**DIRECTIONS**
In the material below, list every line carrying the string "help".

[Rows from a dataset]
%%

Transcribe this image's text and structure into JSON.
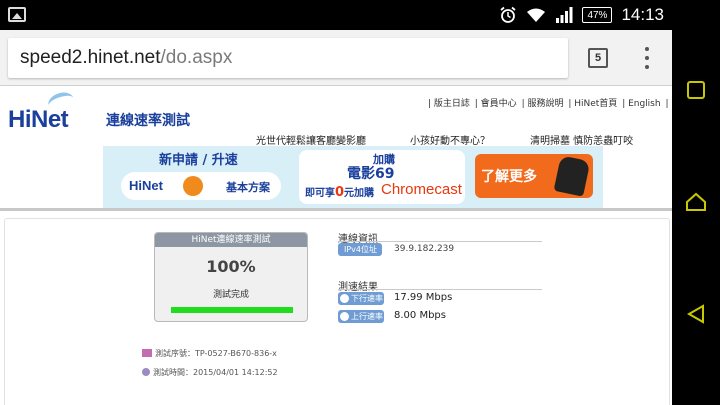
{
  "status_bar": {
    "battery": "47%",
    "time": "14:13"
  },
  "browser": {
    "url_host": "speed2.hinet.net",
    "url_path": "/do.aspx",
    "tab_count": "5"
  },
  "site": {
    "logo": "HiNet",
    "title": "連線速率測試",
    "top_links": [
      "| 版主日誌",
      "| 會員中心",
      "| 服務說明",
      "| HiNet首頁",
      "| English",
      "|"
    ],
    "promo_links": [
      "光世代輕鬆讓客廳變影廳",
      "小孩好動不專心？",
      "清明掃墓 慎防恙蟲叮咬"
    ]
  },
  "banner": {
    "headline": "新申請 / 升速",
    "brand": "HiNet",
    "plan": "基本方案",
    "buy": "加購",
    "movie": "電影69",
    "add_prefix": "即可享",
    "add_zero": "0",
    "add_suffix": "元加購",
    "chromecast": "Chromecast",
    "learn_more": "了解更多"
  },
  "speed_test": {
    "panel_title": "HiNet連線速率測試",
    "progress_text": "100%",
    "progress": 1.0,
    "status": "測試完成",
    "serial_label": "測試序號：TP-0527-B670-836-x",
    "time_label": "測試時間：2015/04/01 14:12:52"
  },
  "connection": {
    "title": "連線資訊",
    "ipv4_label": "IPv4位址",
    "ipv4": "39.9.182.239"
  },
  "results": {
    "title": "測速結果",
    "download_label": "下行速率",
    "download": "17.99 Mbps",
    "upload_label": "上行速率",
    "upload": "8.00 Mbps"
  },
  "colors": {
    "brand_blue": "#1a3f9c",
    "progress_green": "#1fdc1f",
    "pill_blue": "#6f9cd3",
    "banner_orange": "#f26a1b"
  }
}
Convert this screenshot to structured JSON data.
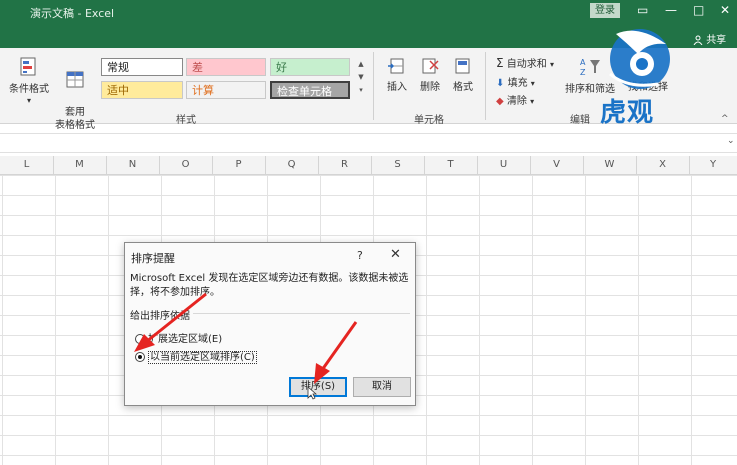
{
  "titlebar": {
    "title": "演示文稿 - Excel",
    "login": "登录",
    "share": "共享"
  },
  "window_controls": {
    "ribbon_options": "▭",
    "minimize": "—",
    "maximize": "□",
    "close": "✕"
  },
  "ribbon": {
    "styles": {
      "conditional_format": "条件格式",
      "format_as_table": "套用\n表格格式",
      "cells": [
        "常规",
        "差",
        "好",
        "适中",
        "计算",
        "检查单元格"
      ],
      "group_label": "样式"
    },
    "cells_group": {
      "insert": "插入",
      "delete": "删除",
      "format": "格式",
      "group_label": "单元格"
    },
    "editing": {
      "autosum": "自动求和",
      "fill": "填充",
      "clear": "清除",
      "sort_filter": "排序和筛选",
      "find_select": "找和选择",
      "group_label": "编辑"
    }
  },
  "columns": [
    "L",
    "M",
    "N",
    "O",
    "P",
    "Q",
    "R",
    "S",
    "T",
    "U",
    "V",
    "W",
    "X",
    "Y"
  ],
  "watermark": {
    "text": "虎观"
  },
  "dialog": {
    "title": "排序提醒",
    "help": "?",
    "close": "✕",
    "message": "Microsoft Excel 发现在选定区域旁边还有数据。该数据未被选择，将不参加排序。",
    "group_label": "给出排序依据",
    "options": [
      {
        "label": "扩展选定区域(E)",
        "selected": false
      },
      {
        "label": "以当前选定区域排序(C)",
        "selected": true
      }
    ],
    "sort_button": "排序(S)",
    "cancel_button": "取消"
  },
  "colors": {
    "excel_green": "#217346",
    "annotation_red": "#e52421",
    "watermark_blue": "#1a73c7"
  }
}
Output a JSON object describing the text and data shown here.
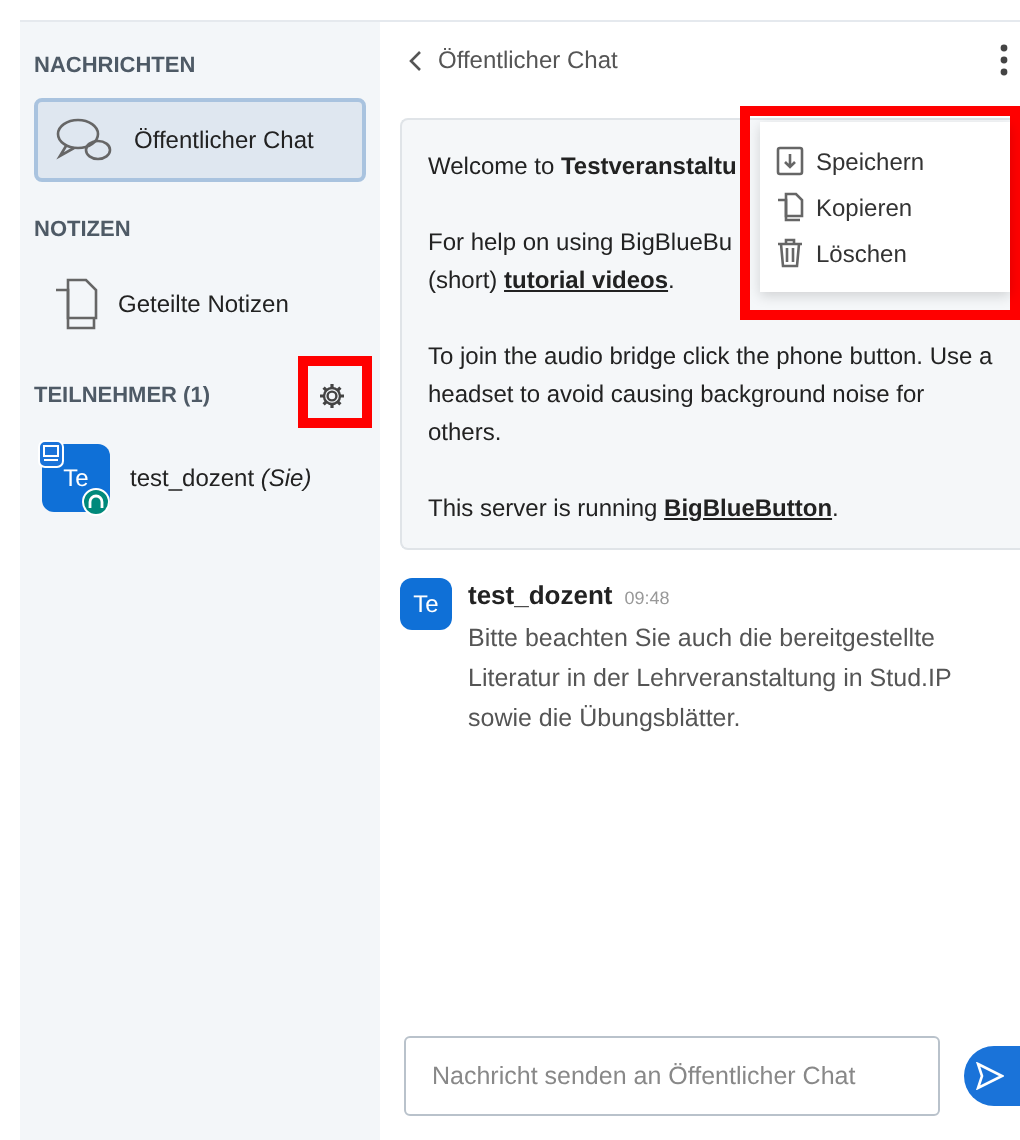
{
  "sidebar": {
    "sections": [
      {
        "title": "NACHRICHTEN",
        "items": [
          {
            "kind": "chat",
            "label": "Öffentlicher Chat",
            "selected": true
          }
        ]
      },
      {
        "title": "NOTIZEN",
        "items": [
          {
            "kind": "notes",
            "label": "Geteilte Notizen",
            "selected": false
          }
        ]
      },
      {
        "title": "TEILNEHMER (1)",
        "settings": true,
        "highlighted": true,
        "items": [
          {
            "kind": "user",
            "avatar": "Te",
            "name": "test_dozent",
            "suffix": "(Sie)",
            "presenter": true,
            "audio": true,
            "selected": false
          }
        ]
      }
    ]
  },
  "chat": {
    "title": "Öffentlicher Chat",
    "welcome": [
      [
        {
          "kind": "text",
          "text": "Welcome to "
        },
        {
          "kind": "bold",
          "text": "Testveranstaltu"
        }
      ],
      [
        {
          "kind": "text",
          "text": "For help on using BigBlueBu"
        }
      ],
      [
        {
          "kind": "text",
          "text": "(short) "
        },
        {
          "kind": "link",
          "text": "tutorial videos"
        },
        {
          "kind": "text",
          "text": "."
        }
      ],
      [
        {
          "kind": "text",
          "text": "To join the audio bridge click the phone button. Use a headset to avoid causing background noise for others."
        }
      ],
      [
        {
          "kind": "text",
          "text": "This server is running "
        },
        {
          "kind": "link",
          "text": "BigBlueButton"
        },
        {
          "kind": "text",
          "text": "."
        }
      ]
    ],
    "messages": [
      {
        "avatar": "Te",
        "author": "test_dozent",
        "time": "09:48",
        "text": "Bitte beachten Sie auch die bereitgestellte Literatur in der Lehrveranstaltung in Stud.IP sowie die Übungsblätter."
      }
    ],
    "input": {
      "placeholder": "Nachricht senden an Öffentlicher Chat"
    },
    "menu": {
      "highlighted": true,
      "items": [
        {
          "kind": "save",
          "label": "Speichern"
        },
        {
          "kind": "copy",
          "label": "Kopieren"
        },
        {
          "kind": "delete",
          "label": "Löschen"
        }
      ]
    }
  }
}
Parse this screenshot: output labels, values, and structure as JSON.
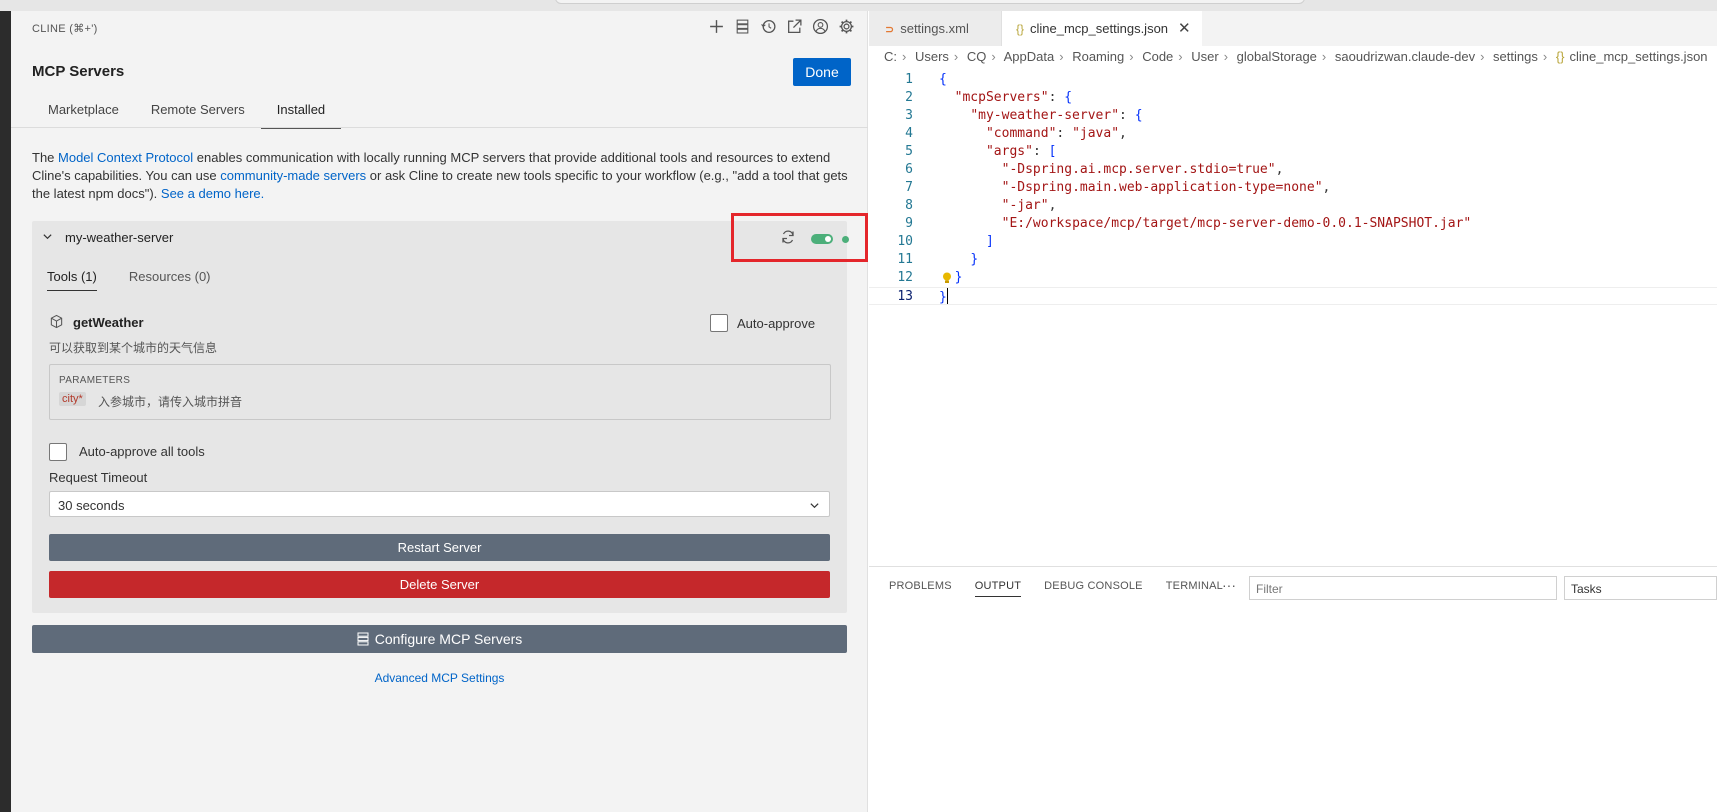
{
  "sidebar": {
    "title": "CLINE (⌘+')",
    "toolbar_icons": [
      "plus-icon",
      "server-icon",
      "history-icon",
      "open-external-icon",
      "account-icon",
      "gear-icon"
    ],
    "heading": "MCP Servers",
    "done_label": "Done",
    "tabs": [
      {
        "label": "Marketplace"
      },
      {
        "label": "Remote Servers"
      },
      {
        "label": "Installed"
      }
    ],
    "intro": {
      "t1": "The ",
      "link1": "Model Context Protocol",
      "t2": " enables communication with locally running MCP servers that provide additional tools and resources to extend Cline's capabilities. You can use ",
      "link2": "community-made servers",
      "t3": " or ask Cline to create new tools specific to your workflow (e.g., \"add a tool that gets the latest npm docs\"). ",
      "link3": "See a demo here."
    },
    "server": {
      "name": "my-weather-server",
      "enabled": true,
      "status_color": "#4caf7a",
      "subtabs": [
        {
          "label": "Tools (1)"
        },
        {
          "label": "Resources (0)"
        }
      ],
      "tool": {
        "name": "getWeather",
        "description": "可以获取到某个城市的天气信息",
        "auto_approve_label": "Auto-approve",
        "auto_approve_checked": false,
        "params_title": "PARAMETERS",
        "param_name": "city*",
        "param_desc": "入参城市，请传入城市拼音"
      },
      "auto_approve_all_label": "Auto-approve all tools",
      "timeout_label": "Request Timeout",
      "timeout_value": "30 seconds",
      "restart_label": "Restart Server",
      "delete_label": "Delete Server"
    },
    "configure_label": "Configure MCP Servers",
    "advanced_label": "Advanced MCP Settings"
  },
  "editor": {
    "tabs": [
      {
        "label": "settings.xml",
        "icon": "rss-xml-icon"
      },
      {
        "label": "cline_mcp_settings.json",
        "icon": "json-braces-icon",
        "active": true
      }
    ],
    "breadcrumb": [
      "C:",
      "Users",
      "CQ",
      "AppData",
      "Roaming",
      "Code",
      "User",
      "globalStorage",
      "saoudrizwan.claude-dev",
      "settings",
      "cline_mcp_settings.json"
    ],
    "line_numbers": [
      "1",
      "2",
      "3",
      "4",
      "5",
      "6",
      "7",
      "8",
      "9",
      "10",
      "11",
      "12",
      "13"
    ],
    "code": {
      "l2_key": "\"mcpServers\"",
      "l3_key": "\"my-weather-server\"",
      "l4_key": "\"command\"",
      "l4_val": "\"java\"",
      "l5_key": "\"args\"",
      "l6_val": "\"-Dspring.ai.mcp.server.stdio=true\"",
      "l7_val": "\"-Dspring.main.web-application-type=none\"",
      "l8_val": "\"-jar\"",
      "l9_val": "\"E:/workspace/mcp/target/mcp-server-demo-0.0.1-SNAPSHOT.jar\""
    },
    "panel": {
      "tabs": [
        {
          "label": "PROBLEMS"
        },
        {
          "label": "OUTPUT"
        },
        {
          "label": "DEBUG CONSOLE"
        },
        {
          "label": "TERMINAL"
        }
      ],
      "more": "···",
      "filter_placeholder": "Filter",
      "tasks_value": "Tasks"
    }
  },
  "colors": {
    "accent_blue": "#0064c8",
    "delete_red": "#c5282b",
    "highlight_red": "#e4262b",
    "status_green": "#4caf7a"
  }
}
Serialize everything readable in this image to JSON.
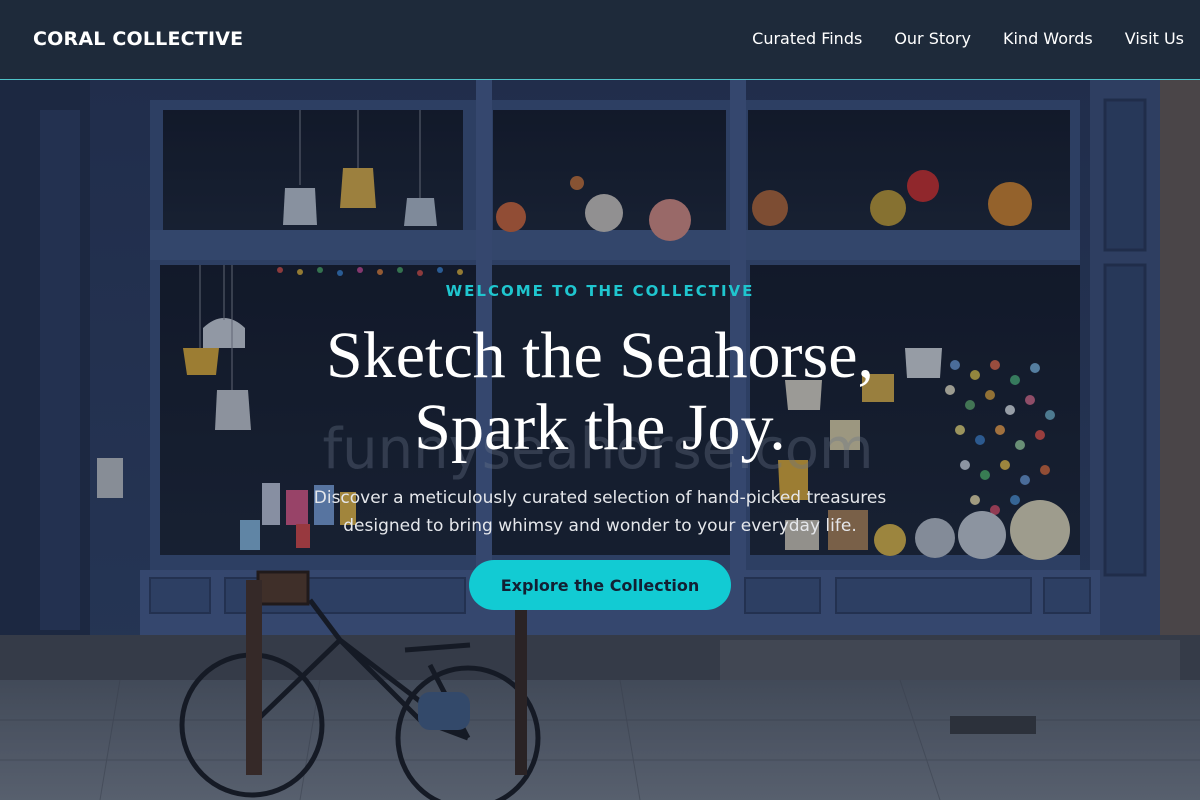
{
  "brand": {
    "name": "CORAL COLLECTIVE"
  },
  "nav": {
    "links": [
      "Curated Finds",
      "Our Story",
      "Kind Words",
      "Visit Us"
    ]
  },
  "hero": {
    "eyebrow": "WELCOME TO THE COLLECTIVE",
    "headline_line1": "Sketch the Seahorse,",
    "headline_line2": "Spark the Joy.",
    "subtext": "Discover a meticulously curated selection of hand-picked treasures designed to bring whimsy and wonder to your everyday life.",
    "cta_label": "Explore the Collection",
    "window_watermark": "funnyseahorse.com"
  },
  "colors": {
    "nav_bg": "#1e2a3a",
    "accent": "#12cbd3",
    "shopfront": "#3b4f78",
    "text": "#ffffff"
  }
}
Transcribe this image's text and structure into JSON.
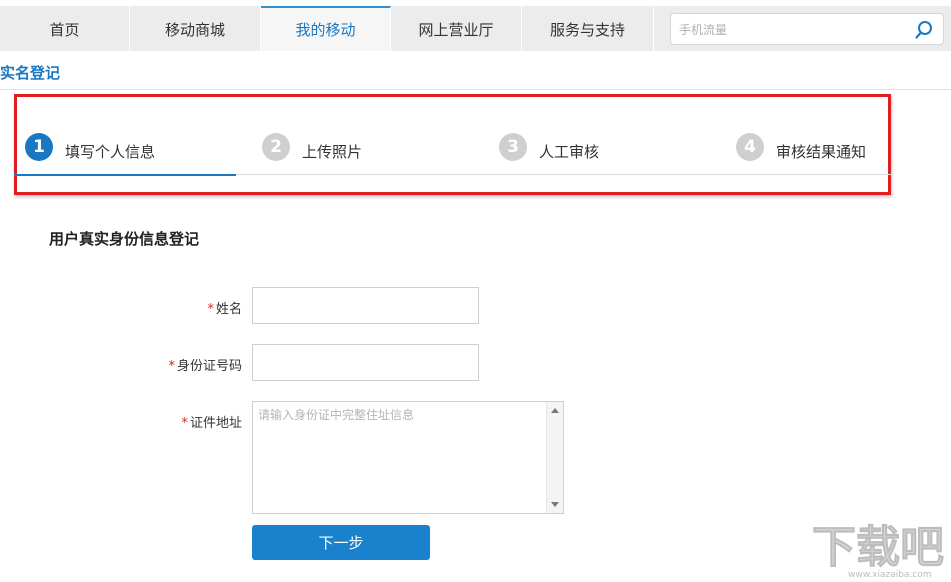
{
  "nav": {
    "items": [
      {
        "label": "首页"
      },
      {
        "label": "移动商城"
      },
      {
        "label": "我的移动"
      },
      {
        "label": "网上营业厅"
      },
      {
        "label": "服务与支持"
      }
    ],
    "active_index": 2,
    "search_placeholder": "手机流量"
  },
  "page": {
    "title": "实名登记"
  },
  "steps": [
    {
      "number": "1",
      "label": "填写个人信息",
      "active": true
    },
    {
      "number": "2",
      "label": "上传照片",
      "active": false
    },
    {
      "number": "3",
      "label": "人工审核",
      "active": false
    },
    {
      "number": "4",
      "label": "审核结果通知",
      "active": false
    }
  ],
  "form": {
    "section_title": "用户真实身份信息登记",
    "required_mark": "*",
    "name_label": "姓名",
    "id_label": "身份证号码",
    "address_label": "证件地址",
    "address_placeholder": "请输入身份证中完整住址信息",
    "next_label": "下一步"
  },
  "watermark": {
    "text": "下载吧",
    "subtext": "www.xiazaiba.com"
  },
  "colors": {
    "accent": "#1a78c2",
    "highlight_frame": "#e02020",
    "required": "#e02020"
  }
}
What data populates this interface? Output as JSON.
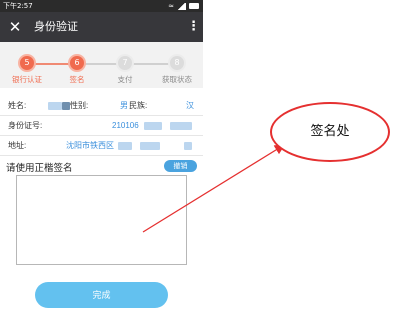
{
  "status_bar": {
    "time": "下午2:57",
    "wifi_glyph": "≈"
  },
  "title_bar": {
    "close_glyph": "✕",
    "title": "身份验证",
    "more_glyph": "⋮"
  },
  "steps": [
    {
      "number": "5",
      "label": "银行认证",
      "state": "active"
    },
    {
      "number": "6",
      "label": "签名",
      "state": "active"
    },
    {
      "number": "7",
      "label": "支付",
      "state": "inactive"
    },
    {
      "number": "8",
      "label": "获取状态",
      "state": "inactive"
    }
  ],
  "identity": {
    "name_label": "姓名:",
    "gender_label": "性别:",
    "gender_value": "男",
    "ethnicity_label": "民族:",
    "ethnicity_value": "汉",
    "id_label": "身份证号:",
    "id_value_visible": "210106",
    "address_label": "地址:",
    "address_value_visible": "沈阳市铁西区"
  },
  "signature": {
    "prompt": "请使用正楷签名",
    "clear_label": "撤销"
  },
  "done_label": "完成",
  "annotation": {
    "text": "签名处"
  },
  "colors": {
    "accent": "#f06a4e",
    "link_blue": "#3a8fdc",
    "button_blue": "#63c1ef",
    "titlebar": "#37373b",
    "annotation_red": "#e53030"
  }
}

%%

**EXERCISE RESPONSE**
    "help": "?",
          "text": "For help on using BigBlueBu"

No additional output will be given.